*Set exercise*
Write out each line of the listing as it stands, without the images.

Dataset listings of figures
** START **

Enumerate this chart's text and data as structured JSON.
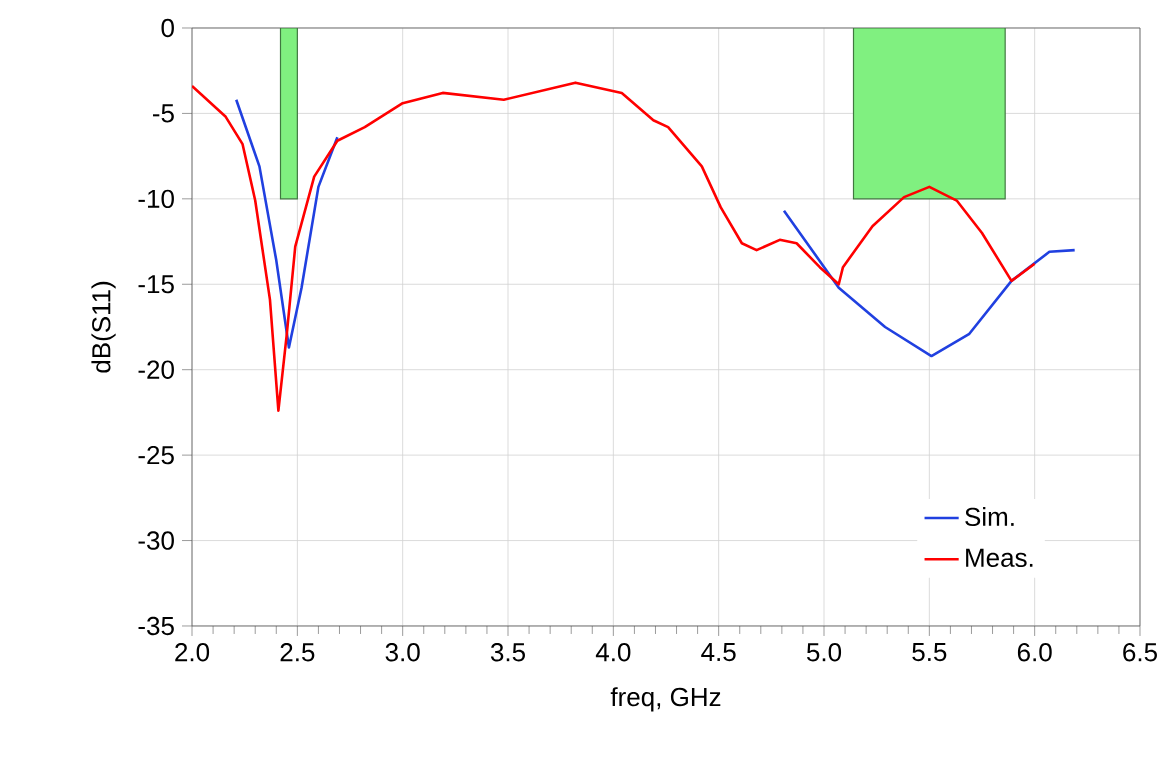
{
  "chart_data": {
    "type": "line",
    "xlabel": "freq, GHz",
    "ylabel": "dB(S11)",
    "xlim": [
      2.0,
      6.5
    ],
    "ylim": [
      -35,
      0
    ],
    "xticks": [
      {
        "value": 2.0,
        "label": "2.0"
      },
      {
        "value": 2.5,
        "label": "2.5"
      },
      {
        "value": 3.0,
        "label": "3.0"
      },
      {
        "value": 3.5,
        "label": "3.5"
      },
      {
        "value": 4.0,
        "label": "4.0"
      },
      {
        "value": 4.5,
        "label": "4.5"
      },
      {
        "value": 5.0,
        "label": "5.0"
      },
      {
        "value": 5.5,
        "label": "5.5"
      },
      {
        "value": 6.0,
        "label": "6.0"
      },
      {
        "value": 6.5,
        "label": "6.5"
      }
    ],
    "yticks": [
      -35,
      -30,
      -25,
      -20,
      -15,
      -10,
      -5,
      0
    ],
    "grid": true,
    "legend": "bottom right",
    "series": [
      {
        "type": "area",
        "color": "#80f080",
        "x": [
          2.42,
          2.42,
          2.5,
          2.5
        ],
        "values": [
          -10,
          0,
          0,
          -10
        ]
      },
      {
        "type": "area",
        "color": "#80f080",
        "x": [
          5.14,
          5.14,
          5.86,
          5.86
        ],
        "values": [
          -10,
          0,
          0,
          -10
        ]
      },
      {
        "name": "Sim.",
        "color": "#2040e0",
        "x": [
          2.21,
          2.32,
          2.4,
          2.46,
          2.52,
          2.6,
          2.69,
          null,
          4.81,
          5.07,
          5.29,
          5.51,
          5.69,
          5.89,
          6.07,
          6.19
        ],
        "values": [
          -4.2,
          -8.1,
          -13.6,
          -18.7,
          -15.2,
          -9.3,
          -6.4,
          null,
          -10.7,
          -15.2,
          -17.5,
          -19.2,
          -17.9,
          -14.8,
          -13.1,
          -13.0
        ]
      },
      {
        "name": "Meas.",
        "color": "#ff0000",
        "x": [
          2.0,
          2.16,
          2.24,
          2.3,
          2.37,
          2.41,
          2.45,
          2.49,
          2.58,
          2.69,
          2.82,
          3.0,
          3.19,
          3.48,
          3.82,
          4.04,
          4.19,
          4.26,
          4.42,
          4.51,
          4.61,
          4.68,
          4.79,
          4.87,
          4.98,
          5.07,
          5.09,
          5.23,
          5.38,
          5.5,
          5.63,
          5.75,
          5.89,
          6.0
        ],
        "values": [
          -3.4,
          -5.2,
          -6.8,
          -10.1,
          -15.9,
          -22.4,
          -17.9,
          -12.8,
          -8.7,
          -6.6,
          -5.8,
          -4.4,
          -3.8,
          -4.2,
          -3.2,
          -3.8,
          -5.4,
          -5.8,
          -8.1,
          -10.5,
          -12.6,
          -13.0,
          -12.4,
          -12.6,
          -14.0,
          -15.0,
          -14.0,
          -11.6,
          -9.9,
          -9.3,
          -10.1,
          -12.0,
          -14.8,
          -13.8
        ]
      }
    ]
  }
}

** END **

*Solution to the problem*
Enumerate this chart's text and data as structured JSON.
{
  "chart_data": {
    "type": "line",
    "xlabel": "freq, GHz",
    "ylabel": "dB(S11)",
    "xlim": [
      2.0,
      6.5
    ],
    "ylim": [
      -35,
      0
    ],
    "xticks": [
      {
        "value": 2.0,
        "label": "2.0"
      },
      {
        "value": 2.5,
        "label": "2.5"
      },
      {
        "value": 3.0,
        "label": "3.0"
      },
      {
        "value": 3.5,
        "label": "3.5"
      },
      {
        "value": 4.0,
        "label": "4.0"
      },
      {
        "value": 4.5,
        "label": "4.5"
      },
      {
        "value": 5.0,
        "label": "5.0"
      },
      {
        "value": 5.5,
        "label": "5.5"
      },
      {
        "value": 6.0,
        "label": "6.0"
      },
      {
        "value": 6.5,
        "label": "6.5"
      }
    ],
    "yticks": [
      -35,
      -30,
      -25,
      -20,
      -15,
      -10,
      -5,
      0
    ],
    "grid": true,
    "legend": "bottom right",
    "series": [
      {
        "type": "area",
        "color": "#80f080",
        "x": [
          2.42,
          2.42,
          2.5,
          2.5
        ],
        "values": [
          -10,
          0,
          0,
          -10
        ]
      },
      {
        "type": "area",
        "color": "#80f080",
        "x": [
          5.14,
          5.14,
          5.86,
          5.86
        ],
        "values": [
          -10,
          0,
          0,
          -10
        ]
      },
      {
        "name": "Sim.",
        "color": "#2040e0",
        "x": [
          2.21,
          2.32,
          2.4,
          2.46,
          2.52,
          2.6,
          2.69,
          null,
          4.81,
          5.07,
          5.29,
          5.51,
          5.69,
          5.89,
          6.07,
          6.19
        ],
        "values": [
          -4.2,
          -8.1,
          -13.6,
          -18.7,
          -15.2,
          -9.3,
          -6.4,
          null,
          -10.7,
          -15.2,
          -17.5,
          -19.2,
          -17.9,
          -14.8,
          -13.1,
          -13.0
        ]
      },
      {
        "name": "Meas.",
        "color": "#ff0000",
        "x": [
          2.0,
          2.16,
          2.24,
          2.3,
          2.37,
          2.41,
          2.45,
          2.49,
          2.58,
          2.69,
          2.82,
          3.0,
          3.19,
          3.48,
          3.82,
          4.04,
          4.19,
          4.26,
          4.42,
          4.51,
          4.61,
          4.68,
          4.79,
          4.87,
          4.98,
          5.07,
          5.09,
          5.23,
          5.38,
          5.5,
          5.63,
          5.75,
          5.89,
          6.0
        ],
        "values": [
          -3.4,
          -5.2,
          -6.8,
          -10.1,
          -15.9,
          -22.4,
          -17.9,
          -12.8,
          -8.7,
          -6.6,
          -5.8,
          -4.4,
          -3.8,
          -4.2,
          -3.2,
          -3.8,
          -5.4,
          -5.8,
          -8.1,
          -10.5,
          -12.6,
          -13.0,
          -12.4,
          -12.6,
          -14.0,
          -15.0,
          -14.0,
          -11.6,
          -9.9,
          -9.3,
          -10.1,
          -12.0,
          -14.8,
          -13.8
        ]
      }
    ]
  }
}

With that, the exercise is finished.